The problem
Copy out every record below, word for word.

(Beginning of Data)

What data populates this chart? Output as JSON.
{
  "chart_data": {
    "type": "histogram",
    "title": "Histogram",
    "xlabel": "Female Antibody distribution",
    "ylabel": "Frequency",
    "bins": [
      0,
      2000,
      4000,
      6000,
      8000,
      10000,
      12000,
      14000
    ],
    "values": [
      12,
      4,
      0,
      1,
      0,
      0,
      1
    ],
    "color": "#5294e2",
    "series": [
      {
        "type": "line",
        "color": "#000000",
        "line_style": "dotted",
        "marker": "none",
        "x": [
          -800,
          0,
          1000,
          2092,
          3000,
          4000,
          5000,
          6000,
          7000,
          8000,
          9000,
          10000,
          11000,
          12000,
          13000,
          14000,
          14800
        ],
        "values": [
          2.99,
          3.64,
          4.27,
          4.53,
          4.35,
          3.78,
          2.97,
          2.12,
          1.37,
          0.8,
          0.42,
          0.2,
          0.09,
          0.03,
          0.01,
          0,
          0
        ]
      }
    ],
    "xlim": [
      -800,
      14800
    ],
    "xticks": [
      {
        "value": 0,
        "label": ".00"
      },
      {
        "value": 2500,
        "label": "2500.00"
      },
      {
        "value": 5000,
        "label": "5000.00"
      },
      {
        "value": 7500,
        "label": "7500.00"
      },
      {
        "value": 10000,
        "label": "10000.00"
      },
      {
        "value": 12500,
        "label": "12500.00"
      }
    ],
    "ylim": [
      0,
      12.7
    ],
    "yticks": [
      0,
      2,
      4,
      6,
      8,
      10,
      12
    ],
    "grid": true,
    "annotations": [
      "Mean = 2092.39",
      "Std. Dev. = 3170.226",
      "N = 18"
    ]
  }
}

(End of Data)

Written answer
What data populates this chart? Output as JSON.
{
  "chart_data": {
    "type": "histogram",
    "title": "Histogram",
    "xlabel": "Female Antibody distribution",
    "ylabel": "Frequency",
    "bins": [
      0,
      2000,
      4000,
      6000,
      8000,
      10000,
      12000,
      14000
    ],
    "values": [
      12,
      4,
      0,
      1,
      0,
      0,
      1
    ],
    "color": "#5294e2",
    "series": [
      {
        "type": "line",
        "color": "#000000",
        "line_style": "dotted",
        "marker": "none",
        "x": [
          -800,
          0,
          1000,
          2092,
          3000,
          4000,
          5000,
          6000,
          7000,
          8000,
          9000,
          10000,
          11000,
          12000,
          13000,
          14000,
          14800
        ],
        "values": [
          2.99,
          3.64,
          4.27,
          4.53,
          4.35,
          3.78,
          2.97,
          2.12,
          1.37,
          0.8,
          0.42,
          0.2,
          0.09,
          0.03,
          0.01,
          0,
          0
        ]
      }
    ],
    "xlim": [
      -800,
      14800
    ],
    "xticks": [
      {
        "value": 0,
        "label": ".00"
      },
      {
        "value": 2500,
        "label": "2500.00"
      },
      {
        "value": 5000,
        "label": "5000.00"
      },
      {
        "value": 7500,
        "label": "7500.00"
      },
      {
        "value": 10000,
        "label": "10000.00"
      },
      {
        "value": 12500,
        "label": "12500.00"
      }
    ],
    "ylim": [
      0,
      12.7
    ],
    "yticks": [
      0,
      2,
      4,
      6,
      8,
      10,
      12
    ],
    "grid": true,
    "annotations": [
      "Mean = 2092.39",
      "Std. Dev. = 3170.226",
      "N = 18"
    ]
  }
}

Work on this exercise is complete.